**PROBLEM:**
Retype every entry word for word.

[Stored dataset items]
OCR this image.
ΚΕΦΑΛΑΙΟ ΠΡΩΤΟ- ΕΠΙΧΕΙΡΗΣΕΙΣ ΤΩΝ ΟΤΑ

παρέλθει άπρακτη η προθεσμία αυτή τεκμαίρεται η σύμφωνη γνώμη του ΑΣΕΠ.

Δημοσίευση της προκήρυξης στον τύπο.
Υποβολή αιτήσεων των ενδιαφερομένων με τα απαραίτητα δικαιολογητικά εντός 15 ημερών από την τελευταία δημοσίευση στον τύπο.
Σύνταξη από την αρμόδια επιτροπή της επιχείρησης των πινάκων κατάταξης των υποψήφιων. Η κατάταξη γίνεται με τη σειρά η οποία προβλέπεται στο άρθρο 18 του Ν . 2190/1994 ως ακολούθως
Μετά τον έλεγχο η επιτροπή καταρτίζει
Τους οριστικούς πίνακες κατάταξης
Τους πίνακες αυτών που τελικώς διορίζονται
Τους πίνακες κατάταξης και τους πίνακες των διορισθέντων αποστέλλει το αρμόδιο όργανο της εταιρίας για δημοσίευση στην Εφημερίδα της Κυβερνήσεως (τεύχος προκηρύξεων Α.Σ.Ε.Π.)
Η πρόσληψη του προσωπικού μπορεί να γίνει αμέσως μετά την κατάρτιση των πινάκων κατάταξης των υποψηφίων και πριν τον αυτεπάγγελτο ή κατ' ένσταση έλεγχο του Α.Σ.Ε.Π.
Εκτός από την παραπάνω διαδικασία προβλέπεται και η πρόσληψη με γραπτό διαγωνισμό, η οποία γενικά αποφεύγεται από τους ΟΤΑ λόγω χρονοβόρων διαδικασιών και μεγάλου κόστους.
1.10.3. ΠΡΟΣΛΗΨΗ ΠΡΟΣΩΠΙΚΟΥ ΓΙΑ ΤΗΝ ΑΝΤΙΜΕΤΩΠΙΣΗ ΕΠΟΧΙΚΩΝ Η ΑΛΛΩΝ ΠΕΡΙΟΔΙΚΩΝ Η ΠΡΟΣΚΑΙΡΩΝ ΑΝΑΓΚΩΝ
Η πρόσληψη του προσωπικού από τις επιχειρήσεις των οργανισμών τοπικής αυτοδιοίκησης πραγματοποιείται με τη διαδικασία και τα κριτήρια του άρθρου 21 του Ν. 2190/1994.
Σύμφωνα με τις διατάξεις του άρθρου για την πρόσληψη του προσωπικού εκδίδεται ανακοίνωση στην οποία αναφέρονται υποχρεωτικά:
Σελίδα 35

**WORKED SOLUTION:**
OCR this image.
ΚΕΦΑΛΑΙΟ ΠΡΩΤΟ- ΕΠΙΧΕΙΡΗΣΕΙΣ ΤΩΝ ΟΤΑ

παρέλθει άπρακτη η προθεσμία αυτή τεκμαίρεται η σύμφωνη γνώμη του ΑΣΕΠ.

Δημοσίευση της προκήρυξης στον τύπο.
Υποβολή αιτήσεων των ενδιαφερομένων με τα απαραίτητα δικαιολογητικά εντός 15 ημερών από την τελευταία δημοσίευση στον τύπο.
Σύνταξη από την αρμόδια επιτροπή της επιχείρησης των πινάκων κατάταξης των υποψήφιων. Η κατάταξη γίνεται με τη σειρά η οποία προβλέπεται στο άρθρο 18 του Ν . 2190/1994 ως ακολούθως
Μετά τον έλεγχο η επιτροπή καταρτίζει
Τους οριστικούς πίνακες κατάταξης
Τους πίνακες αυτών που τελικώς διορίζονται
Τους πίνακες κατάταξης και τους πίνακες των διορισθέντων αποστέλλει το αρμόδιο όργανο της εταιρίας για δημοσίευση στην Εφημερίδα της Κυβερνήσεως (τεύχος προκηρύξεων Α.Σ.Ε.Π.)
Η πρόσληψη του προσωπικού μπορεί να γίνει αμέσως μετά την κατάρτιση των πινάκων κατάταξης των υποψηφίων και πριν τον αυτεπάγγελτο ή κατ' ένσταση έλεγχο του Α.Σ.Ε.Π.
Εκτός από την παραπάνω διαδικασία προβλέπεται και η πρόσληψη με γραπτό διαγωνισμό, η οποία γενικά αποφεύγεται από τους ΟΤΑ λόγω χρονοβόρων διαδικασιών και μεγάλου κόστους.
1.10.3. ΠΡΟΣΛΗΨΗ ΠΡΟΣΩΠΙΚΟΥ ΓΙΑ ΤΗΝ ΑΝΤΙΜΕΤΩΠΙΣΗ ΕΠΟΧΙΚΩΝ Η ΑΛΛΩΝ ΠΕΡΙΟΔΙΚΩΝ Η ΠΡΟΣΚΑΙΡΩΝ ΑΝΑΓΚΩΝ
Η πρόσληψη του προσωπικού από τις επιχειρήσεις των οργανισμών τοπικής αυτοδιοίκησης πραγματοποιείται με τη διαδικασία και τα κριτήρια του άρθρου 21 του Ν. 2190/1994.
Σύμφωνα με τις διατάξεις του άρθρου για την πρόσληψη του προσωπικού εκδίδεται ανακοίνωση στην οποία αναφέρονται υποχρεωτικά:
Σελίδα 35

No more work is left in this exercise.